For all experiments the SPR chips were functionalized according to the following procedure. Prior to the immobilization of the capture probes the SPR chips were cleaned for 45 s with gold Surface Cleaning solution (Sigma‐Aldrich, Germany). After washing with deionized H₂O and drying under nitrogen flux the chips were separated into four measurement areas (Fig. 1) and were functionalized with 10 μL of two thiol‐modified oligonucleotide probes (10 μmol/L in 60 mmol/L MgCl₂, Exiqon, Denmark) and two controls, polyethylene glycol (HO‐PEG‐SH, 10 μmol/L, Iris Biotech, Germany) and Protein A (1 mg/mL, Sigma‐Aldrich, Germany), overnight at 4°C and under humid conditions. Following another washing step with deionized H₂O the chips were blocked with HS‐PEG‐OH (10 μmol/L) for 30 min at room temperature and rinsed again with deionized H₂O.

The immobilized thiol‐modified oligonucleotide probes for the hybridization experiments were LNA‐93 (5′‐CACGAACAGCACTTTG/iSp9/3ThioMC3‐D‐3′), a locked nucleic acid oligo which can hybridize to miRNA‐93, and the negative controls DNA‐MM‐31 (5′‐ThioMC6‐D/AGCCAAGATGGTGGCAGATCT‐3′), LNA‐31 (5′‐ AGCTATGCCAGCATCTTG/3ThioMC3‐D‐3′) and LNA‐21 (5′‐ ATCGAATAGTCTGACTACAACT/3ThioMC3‐D‐3′). All LNA and DNA oligonucleotides were ordered from Exiqon (Denmark). The sequences were modified with a terminal thiol group for binding the probes onto the chip. In a process called chemisorption a covalent bond between the thiol and the gold surface is formed spontaneously.

2.4. SPR measurements

All SPR measurements were executed using a flow speed of 2.49 μL/s and a temperature of 30°C for the flow cell and the preheating of the tubes. The wash solution and the fluid used for diluting was 60 mmol/L MgCl₂. MiRNA‐93 (5′‐CAAAGUGCUGUUCGUGCAGGUAG‐3′) was ordered from Sigma‐Aldrich (Germany) and the RNA‐DNA‐hybrid antibody (ABIN1515114) from antibodies‐online (Germany).

At the start of the experiment, the chip was washed with wash solution. Thereafter, the sample was injected into the flow cell in a total volume of 100 μL, and 25 μL from it were pumped 100 times back and forth across the chip. Next, the chip was washed again with wash fluid before the subsequent injection of the next sample. For the analysis of the binding signals and the calculation of the standard deviation, 100 angular spectra, each obtained from one line of CCD pixels, have been analyzed and averaged for each of the four measurement areas.

What is being asked => In the SPR methods text, why were the oligonucleotide sequences given a terminal thiol group? Answer in one to three sentences.

Source data =>
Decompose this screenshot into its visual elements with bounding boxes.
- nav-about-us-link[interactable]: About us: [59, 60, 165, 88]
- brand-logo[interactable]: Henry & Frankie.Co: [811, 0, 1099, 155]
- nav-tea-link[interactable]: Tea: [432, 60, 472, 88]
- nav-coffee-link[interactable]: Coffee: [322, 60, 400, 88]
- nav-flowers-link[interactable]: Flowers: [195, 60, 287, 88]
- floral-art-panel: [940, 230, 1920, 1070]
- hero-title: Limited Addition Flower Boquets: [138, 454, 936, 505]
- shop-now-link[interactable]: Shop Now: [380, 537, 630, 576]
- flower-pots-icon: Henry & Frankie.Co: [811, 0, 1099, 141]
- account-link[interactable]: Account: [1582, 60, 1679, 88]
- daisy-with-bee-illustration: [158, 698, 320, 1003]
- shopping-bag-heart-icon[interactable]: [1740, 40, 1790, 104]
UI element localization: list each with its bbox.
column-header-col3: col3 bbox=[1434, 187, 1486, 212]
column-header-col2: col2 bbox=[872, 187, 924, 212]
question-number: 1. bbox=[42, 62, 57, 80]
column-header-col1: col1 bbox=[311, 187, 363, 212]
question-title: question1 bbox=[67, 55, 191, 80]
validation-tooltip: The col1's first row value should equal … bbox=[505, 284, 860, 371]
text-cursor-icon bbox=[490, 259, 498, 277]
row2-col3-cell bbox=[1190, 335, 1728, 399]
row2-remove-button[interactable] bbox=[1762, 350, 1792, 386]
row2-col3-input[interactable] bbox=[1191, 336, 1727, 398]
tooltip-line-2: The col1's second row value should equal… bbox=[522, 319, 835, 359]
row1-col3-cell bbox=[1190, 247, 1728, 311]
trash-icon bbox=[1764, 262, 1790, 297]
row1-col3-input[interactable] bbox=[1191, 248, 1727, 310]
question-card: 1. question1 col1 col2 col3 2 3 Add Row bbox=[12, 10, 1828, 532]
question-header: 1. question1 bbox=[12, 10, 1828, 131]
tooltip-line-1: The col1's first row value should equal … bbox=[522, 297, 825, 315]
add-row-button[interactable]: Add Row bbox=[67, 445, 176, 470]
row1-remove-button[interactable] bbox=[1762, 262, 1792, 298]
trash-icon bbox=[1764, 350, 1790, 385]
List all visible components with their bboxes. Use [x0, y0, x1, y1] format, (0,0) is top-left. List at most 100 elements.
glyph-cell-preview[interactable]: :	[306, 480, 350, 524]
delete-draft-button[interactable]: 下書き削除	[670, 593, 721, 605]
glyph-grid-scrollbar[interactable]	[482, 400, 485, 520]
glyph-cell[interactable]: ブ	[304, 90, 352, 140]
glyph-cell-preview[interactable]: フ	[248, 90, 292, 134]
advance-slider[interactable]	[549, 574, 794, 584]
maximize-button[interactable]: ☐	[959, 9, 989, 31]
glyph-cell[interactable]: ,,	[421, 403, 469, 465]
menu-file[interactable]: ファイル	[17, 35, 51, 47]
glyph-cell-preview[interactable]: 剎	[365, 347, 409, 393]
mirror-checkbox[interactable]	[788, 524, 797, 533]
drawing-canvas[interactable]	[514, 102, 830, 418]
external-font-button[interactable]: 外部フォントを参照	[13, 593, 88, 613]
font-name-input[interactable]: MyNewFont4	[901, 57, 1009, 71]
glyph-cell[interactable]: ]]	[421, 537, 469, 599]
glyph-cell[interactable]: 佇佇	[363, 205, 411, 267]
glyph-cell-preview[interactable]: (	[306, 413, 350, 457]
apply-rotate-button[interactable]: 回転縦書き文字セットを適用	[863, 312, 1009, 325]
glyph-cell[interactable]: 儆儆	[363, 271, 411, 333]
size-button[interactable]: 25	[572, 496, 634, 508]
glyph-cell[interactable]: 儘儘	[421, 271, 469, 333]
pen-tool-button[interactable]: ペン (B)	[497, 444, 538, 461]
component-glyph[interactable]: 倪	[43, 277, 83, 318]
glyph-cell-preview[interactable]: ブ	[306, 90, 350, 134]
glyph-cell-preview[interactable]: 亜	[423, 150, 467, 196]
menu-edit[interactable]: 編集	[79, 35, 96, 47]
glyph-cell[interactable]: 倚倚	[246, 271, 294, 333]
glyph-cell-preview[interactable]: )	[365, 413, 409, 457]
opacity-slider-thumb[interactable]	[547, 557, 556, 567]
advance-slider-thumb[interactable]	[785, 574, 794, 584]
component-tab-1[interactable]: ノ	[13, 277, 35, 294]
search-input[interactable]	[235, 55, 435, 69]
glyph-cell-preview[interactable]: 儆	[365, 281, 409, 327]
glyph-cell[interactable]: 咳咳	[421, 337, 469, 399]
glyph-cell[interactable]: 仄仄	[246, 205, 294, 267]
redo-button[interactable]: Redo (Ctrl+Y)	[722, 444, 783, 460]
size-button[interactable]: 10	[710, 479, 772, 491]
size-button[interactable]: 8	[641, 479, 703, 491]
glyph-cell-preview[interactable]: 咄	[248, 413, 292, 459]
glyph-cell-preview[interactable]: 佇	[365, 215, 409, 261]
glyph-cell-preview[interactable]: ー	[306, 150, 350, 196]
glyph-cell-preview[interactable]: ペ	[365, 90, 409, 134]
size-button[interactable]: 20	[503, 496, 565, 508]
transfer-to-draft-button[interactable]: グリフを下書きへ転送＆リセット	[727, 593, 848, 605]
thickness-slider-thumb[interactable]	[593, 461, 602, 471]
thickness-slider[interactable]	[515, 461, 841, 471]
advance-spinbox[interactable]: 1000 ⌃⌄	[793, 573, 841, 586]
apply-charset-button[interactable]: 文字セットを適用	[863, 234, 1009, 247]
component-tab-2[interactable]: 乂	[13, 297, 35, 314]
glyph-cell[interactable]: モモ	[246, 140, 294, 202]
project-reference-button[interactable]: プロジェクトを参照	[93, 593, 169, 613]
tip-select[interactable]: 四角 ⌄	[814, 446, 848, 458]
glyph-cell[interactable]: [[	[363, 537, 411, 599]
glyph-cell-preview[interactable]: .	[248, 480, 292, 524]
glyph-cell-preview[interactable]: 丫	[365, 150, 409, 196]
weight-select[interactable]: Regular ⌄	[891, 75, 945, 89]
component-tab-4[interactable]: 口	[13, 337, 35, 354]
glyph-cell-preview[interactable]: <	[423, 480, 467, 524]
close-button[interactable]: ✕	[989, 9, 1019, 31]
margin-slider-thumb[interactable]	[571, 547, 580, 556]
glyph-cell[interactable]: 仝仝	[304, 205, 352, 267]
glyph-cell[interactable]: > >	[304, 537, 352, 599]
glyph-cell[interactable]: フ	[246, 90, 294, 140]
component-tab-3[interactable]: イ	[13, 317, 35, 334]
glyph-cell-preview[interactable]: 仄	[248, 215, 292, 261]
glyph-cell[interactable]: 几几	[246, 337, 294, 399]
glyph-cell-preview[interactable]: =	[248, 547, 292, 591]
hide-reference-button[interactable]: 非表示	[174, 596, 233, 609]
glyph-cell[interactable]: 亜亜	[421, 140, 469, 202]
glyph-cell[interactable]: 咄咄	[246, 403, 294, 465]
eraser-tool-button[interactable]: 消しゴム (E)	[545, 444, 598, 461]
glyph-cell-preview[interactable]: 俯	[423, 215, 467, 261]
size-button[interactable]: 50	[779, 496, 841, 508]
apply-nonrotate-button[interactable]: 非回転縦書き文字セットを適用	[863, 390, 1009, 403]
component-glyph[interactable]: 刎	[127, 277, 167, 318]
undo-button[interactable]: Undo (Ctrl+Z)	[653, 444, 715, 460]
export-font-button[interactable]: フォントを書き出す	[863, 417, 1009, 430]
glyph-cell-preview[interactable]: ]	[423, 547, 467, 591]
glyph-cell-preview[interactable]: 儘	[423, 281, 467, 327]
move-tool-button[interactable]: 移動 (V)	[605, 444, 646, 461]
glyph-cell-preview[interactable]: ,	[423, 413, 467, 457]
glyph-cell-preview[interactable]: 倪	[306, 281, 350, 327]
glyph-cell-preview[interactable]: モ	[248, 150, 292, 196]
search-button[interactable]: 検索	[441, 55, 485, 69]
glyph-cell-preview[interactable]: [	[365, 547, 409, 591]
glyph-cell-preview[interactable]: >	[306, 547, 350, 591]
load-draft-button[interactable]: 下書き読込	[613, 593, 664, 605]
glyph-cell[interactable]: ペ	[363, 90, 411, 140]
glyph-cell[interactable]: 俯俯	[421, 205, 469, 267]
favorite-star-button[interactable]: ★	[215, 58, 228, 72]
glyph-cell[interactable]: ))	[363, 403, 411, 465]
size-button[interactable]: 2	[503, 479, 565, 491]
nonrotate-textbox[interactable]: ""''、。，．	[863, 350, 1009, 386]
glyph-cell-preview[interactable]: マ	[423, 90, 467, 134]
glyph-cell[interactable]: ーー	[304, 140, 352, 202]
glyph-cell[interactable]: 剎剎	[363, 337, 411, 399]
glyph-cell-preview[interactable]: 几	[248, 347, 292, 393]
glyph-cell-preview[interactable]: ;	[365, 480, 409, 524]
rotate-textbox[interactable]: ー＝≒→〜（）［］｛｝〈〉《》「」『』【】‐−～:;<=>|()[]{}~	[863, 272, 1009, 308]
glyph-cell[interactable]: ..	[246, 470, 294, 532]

Solution to the exercise => The terminal thiol group was added so the probes could bind onto the gold SPR chip. Through chemisorption, the thiol spontaneously forms a covalent bond with the gold surface.